Note how many lines hold the string "name" and give that number without any other words.

○ ○ ○ ○

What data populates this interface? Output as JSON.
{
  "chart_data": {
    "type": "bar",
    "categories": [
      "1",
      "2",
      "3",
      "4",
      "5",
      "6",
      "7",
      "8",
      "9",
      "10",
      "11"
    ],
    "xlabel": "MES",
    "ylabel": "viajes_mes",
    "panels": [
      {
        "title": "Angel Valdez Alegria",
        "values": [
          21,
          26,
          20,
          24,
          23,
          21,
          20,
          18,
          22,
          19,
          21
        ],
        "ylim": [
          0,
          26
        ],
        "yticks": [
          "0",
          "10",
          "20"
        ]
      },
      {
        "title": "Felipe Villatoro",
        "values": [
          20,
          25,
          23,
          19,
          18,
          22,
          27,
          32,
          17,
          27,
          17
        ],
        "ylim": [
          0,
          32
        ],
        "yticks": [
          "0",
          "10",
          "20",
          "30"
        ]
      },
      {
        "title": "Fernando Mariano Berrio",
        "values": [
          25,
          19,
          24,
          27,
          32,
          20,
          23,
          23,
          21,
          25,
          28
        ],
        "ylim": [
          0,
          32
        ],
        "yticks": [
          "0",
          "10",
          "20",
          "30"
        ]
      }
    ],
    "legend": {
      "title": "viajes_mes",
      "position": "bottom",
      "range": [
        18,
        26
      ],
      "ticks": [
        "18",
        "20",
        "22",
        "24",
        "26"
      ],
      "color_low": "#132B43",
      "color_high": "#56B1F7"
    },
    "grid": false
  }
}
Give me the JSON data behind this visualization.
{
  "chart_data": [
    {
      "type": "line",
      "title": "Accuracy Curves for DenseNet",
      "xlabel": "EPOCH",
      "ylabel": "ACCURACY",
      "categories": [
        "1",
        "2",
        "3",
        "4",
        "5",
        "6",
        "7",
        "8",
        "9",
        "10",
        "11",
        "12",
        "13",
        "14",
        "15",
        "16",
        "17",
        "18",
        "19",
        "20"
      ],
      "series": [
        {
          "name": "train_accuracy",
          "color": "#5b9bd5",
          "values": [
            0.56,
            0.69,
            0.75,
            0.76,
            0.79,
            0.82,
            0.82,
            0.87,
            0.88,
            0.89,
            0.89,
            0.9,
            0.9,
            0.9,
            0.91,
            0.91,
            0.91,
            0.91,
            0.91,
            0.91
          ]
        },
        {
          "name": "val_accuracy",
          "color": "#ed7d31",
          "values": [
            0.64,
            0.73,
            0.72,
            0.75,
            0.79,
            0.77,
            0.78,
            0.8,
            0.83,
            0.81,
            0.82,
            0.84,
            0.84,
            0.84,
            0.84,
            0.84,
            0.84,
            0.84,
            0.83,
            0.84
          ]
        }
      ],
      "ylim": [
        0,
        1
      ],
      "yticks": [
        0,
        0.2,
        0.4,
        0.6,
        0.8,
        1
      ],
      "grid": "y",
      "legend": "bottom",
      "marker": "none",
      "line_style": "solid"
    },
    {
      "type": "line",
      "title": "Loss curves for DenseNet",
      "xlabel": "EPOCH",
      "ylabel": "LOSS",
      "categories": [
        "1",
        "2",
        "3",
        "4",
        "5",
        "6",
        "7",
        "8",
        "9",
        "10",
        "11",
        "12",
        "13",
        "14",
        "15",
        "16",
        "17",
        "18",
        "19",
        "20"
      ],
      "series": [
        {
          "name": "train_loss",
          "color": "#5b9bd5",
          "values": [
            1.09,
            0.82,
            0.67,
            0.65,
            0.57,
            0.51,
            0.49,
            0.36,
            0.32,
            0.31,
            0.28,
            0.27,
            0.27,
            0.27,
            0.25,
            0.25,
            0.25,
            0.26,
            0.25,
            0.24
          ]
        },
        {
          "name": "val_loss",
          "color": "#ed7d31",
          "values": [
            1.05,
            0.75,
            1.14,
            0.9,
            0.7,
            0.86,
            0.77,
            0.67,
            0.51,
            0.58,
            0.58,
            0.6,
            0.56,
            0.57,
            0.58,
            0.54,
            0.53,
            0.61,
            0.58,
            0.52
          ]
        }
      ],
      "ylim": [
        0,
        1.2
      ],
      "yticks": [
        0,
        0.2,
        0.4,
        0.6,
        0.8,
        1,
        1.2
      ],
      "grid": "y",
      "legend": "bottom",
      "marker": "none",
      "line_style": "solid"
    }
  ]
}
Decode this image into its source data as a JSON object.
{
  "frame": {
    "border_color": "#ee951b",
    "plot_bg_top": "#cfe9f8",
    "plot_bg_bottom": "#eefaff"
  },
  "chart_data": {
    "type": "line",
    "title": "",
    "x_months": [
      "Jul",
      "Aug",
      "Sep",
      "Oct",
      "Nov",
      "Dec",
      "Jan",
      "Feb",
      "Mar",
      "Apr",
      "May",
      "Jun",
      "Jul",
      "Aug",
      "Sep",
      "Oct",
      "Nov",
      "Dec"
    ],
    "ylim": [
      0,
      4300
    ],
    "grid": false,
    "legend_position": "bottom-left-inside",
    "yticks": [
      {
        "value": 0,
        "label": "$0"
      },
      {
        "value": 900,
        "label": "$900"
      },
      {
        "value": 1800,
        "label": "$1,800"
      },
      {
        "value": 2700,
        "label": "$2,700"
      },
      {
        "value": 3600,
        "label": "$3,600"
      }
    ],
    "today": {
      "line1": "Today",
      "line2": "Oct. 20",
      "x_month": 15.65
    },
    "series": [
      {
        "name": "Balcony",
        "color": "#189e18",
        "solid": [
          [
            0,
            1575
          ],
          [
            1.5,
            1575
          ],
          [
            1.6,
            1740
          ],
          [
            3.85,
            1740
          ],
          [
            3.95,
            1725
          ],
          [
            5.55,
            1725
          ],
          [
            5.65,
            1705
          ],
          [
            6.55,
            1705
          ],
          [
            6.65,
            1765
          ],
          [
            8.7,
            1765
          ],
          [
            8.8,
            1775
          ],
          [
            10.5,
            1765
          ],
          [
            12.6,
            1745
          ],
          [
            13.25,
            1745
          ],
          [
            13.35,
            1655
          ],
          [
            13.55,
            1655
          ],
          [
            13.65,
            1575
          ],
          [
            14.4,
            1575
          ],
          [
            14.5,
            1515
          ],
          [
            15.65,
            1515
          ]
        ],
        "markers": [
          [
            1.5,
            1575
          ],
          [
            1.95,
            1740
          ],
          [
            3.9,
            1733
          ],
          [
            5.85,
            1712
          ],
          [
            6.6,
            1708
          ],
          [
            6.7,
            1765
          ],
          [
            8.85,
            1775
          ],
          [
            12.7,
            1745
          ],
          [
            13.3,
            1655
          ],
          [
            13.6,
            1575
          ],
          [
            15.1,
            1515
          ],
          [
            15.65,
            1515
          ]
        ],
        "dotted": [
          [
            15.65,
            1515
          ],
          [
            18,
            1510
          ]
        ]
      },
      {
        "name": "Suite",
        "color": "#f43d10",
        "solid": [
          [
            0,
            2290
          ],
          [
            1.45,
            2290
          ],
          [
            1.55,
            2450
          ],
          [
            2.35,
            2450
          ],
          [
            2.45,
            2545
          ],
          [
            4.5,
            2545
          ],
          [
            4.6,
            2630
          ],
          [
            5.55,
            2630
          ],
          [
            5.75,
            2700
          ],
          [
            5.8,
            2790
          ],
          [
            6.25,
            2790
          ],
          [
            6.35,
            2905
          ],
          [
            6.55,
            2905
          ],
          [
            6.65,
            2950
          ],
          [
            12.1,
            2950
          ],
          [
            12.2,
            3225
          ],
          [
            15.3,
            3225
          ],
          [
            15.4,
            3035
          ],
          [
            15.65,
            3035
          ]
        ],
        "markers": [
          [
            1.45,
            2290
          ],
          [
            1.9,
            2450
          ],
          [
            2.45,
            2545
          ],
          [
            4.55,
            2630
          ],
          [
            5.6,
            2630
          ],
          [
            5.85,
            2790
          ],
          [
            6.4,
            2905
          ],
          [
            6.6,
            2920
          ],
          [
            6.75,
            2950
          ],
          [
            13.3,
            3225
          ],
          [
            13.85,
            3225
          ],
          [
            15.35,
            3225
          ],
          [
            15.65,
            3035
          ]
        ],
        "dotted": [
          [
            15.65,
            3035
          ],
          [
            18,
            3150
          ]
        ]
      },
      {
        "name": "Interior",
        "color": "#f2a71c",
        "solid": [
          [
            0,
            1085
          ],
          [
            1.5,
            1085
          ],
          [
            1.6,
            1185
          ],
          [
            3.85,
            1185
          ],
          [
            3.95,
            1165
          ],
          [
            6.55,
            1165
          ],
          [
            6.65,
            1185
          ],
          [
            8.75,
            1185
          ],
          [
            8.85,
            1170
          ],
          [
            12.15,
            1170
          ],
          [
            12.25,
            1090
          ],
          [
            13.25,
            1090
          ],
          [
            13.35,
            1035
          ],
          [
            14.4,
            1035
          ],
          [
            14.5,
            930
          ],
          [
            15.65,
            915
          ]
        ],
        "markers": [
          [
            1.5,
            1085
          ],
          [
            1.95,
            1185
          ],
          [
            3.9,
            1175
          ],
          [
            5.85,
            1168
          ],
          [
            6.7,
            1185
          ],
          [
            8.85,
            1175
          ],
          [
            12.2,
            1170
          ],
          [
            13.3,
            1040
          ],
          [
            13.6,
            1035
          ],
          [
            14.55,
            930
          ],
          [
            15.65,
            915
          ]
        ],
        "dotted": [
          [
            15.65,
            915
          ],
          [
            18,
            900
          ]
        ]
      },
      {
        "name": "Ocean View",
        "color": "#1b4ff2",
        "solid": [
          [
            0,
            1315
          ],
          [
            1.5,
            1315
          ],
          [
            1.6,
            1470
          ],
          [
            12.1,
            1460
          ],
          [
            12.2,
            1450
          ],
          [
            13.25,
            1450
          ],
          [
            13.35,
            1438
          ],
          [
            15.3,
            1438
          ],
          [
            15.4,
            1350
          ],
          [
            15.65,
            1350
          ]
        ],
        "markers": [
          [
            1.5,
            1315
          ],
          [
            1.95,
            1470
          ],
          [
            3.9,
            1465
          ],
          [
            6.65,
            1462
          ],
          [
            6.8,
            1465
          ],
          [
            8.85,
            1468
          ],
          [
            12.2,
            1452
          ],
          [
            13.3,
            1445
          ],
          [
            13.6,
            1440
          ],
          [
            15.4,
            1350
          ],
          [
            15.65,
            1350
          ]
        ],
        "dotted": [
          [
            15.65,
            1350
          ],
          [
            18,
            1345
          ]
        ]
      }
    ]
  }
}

○ ○ ○ ○

→ **Result**:
8